* **EXERCISE DESCRIPTION**
The data below must be copied in full and without any change.

========

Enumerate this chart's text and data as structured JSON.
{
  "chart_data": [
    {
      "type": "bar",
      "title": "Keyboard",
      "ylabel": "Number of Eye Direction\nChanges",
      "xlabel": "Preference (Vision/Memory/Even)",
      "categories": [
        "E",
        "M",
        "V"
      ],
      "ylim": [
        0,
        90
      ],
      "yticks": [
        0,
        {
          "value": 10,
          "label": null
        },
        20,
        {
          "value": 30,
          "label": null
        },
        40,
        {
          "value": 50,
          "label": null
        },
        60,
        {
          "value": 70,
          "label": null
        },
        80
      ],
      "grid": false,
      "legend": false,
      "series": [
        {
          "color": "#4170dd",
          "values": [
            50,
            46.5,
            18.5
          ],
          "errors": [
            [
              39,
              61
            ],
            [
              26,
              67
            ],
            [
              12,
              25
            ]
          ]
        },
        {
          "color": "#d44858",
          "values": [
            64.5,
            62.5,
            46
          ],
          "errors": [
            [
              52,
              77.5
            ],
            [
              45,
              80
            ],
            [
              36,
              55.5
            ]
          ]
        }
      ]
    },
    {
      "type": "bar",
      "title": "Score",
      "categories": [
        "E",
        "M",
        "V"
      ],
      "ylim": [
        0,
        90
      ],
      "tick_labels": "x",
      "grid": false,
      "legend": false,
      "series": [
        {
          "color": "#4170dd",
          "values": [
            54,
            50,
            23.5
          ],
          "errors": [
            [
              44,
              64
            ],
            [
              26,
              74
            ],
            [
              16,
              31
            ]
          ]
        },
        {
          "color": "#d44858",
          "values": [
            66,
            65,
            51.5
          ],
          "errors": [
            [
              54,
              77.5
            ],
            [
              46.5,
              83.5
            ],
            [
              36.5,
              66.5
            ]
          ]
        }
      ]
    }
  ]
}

========

* **PROBLEM SOLUTION**
Enumerate this chart's text and data as structured JSON.
{
  "chart_data": [
    {
      "type": "bar",
      "title": "Keyboard",
      "ylabel": "Number of Eye Direction\nChanges",
      "xlabel": "Preference (Vision/Memory/Even)",
      "categories": [
        "E",
        "M",
        "V"
      ],
      "ylim": [
        0,
        90
      ],
      "yticks": [
        0,
        {
          "value": 10,
          "label": null
        },
        20,
        {
          "value": 30,
          "label": null
        },
        40,
        {
          "value": 50,
          "label": null
        },
        60,
        {
          "value": 70,
          "label": null
        },
        80
      ],
      "grid": false,
      "legend": false,
      "series": [
        {
          "color": "#4170dd",
          "values": [
            50,
            46.5,
            18.5
          ],
          "errors": [
            [
              39,
              61
            ],
            [
              26,
              67
            ],
            [
              12,
              25
            ]
          ]
        },
        {
          "color": "#d44858",
          "values": [
            64.5,
            62.5,
            46
          ],
          "errors": [
            [
              52,
              77.5
            ],
            [
              45,
              80
            ],
            [
              36,
              55.5
            ]
          ]
        }
      ]
    },
    {
      "type": "bar",
      "title": "Score",
      "categories": [
        "E",
        "M",
        "V"
      ],
      "ylim": [
        0,
        90
      ],
      "tick_labels": "x",
      "grid": false,
      "legend": false,
      "series": [
        {
          "color": "#4170dd",
          "values": [
            54,
            50,
            23.5
          ],
          "errors": [
            [
              44,
              64
            ],
            [
              26,
              74
            ],
            [
              16,
              31
            ]
          ]
        },
        {
          "color": "#d44858",
          "values": [
            66,
            65,
            51.5
          ],
          "errors": [
            [
              54,
              77.5
            ],
            [
              46.5,
              83.5
            ],
            [
              36.5,
              66.5
            ]
          ]
        }
      ]
    }
  ]
}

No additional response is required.